Task objective
Your task is to gather the lines below that hold the string "oleh".
## START
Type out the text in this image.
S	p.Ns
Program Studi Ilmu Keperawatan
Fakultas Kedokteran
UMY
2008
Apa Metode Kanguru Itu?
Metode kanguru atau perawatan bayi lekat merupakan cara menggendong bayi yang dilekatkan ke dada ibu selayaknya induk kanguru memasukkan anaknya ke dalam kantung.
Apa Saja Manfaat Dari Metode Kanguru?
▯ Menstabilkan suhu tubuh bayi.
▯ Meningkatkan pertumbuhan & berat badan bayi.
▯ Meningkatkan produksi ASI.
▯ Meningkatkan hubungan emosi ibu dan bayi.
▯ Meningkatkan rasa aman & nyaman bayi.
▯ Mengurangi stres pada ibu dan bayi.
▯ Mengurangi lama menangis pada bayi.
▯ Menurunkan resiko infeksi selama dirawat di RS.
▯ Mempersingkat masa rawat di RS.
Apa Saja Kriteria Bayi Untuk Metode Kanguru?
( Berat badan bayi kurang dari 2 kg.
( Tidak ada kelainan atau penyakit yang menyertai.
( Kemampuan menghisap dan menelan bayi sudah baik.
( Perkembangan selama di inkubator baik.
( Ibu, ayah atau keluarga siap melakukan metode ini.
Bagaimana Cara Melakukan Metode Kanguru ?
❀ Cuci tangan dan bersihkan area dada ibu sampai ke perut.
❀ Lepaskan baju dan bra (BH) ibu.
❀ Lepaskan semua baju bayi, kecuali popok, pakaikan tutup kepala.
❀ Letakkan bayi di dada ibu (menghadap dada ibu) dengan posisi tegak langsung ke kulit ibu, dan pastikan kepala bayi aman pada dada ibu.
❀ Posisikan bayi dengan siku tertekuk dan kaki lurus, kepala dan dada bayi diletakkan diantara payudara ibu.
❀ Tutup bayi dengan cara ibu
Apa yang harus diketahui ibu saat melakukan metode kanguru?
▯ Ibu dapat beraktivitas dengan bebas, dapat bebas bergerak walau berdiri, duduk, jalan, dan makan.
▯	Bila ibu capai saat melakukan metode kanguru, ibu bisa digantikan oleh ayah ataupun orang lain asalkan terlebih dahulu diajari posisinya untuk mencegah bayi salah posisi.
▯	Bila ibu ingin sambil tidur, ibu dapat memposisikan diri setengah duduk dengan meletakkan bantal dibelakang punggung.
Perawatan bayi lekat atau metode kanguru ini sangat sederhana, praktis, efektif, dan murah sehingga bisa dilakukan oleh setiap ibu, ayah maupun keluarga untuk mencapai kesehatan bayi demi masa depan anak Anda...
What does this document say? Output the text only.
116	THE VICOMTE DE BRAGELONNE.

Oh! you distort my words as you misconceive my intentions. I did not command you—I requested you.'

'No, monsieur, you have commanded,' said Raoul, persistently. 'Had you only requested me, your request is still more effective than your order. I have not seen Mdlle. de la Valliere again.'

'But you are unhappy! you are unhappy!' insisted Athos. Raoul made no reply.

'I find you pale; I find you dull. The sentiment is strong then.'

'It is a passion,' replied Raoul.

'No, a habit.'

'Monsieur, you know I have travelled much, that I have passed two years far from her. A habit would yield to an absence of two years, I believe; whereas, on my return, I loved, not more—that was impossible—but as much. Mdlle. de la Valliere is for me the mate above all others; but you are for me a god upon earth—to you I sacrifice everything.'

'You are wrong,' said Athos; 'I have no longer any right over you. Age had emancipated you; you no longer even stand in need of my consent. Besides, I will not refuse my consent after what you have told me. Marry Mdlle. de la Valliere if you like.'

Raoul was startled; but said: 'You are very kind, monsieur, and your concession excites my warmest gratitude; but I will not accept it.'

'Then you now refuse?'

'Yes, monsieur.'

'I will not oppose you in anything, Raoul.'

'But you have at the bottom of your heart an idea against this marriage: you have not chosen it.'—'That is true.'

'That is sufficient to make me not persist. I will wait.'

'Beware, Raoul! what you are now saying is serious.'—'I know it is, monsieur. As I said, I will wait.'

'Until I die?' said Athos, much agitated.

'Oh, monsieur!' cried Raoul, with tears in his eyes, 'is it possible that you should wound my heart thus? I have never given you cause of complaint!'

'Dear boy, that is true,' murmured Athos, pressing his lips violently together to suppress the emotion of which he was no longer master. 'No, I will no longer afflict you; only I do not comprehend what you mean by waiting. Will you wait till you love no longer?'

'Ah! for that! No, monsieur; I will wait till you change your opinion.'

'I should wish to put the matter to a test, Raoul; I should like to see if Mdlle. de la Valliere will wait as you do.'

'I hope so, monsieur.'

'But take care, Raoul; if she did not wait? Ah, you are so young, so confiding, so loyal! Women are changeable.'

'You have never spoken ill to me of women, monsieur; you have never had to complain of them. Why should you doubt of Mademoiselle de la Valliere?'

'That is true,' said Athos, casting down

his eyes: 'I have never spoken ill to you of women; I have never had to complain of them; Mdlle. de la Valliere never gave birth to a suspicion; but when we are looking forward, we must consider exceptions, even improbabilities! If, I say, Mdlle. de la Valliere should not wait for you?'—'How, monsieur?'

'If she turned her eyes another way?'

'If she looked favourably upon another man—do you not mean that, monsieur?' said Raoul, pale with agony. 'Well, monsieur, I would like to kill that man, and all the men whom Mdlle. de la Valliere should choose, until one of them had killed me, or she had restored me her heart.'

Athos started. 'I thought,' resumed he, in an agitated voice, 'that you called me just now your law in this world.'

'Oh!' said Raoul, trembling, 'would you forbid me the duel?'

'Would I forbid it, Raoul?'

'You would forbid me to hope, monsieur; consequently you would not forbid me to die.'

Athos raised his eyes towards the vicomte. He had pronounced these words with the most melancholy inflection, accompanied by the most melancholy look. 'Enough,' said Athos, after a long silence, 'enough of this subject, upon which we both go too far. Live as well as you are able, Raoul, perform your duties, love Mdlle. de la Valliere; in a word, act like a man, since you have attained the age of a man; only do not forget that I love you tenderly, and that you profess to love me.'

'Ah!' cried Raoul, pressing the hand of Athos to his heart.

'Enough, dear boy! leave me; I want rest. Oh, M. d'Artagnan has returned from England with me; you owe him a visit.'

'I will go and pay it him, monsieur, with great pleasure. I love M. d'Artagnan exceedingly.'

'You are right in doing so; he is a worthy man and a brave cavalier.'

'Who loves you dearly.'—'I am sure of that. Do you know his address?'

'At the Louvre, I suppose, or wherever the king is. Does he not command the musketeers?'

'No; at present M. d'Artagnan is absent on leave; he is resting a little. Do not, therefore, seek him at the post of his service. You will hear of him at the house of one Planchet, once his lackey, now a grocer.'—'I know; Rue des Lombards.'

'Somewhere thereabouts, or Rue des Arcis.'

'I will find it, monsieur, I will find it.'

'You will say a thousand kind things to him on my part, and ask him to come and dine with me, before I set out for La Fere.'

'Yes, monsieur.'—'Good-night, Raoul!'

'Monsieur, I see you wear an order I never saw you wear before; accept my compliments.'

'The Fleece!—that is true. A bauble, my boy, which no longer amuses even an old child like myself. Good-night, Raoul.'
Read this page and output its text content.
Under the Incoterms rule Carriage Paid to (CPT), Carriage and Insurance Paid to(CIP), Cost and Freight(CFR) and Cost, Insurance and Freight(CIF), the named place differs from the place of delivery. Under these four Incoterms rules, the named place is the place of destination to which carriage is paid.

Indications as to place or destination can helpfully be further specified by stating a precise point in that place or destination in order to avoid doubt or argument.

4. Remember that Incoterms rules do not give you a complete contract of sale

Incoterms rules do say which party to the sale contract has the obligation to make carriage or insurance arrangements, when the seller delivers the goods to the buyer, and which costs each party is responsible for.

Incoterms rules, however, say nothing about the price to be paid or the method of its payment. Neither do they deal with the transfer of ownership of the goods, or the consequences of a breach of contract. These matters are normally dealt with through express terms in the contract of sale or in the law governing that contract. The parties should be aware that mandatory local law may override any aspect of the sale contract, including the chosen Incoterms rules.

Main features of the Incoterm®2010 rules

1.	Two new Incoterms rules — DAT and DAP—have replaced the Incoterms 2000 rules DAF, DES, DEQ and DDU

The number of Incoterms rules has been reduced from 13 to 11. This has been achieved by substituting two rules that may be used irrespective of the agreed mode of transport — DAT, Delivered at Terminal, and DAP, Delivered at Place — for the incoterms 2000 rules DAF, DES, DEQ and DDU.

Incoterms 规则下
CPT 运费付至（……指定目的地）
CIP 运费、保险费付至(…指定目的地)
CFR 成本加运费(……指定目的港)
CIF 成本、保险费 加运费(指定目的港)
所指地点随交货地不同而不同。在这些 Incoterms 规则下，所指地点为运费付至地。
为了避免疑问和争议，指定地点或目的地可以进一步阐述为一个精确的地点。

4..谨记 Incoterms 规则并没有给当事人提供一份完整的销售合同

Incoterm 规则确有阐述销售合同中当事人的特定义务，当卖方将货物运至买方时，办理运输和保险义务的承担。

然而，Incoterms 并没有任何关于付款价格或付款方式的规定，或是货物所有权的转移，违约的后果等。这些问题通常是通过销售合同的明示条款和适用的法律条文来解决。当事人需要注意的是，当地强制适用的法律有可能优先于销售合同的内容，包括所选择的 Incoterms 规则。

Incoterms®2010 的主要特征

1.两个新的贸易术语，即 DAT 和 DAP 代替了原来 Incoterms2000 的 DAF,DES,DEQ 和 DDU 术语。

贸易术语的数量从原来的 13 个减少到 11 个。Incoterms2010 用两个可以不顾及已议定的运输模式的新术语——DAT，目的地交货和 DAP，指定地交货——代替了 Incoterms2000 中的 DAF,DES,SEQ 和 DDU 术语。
## END
Expected answer
▯	Bila ibu capai saat melakukan metode kanguru, ibu bisa digantikan oleh ayah ataupun orang lain asalkan terlebih dahulu diajari posisinya untuk mencegah bayi salah posisi.
Perawatan bayi lekat atau metode kanguru ini sangat sederhana, praktis, efektif, dan murah sehingga bisa dilakukan oleh setiap ibu, ayah maupun keluarga untuk mencapai kesehatan bayi demi masa depan anak Anda...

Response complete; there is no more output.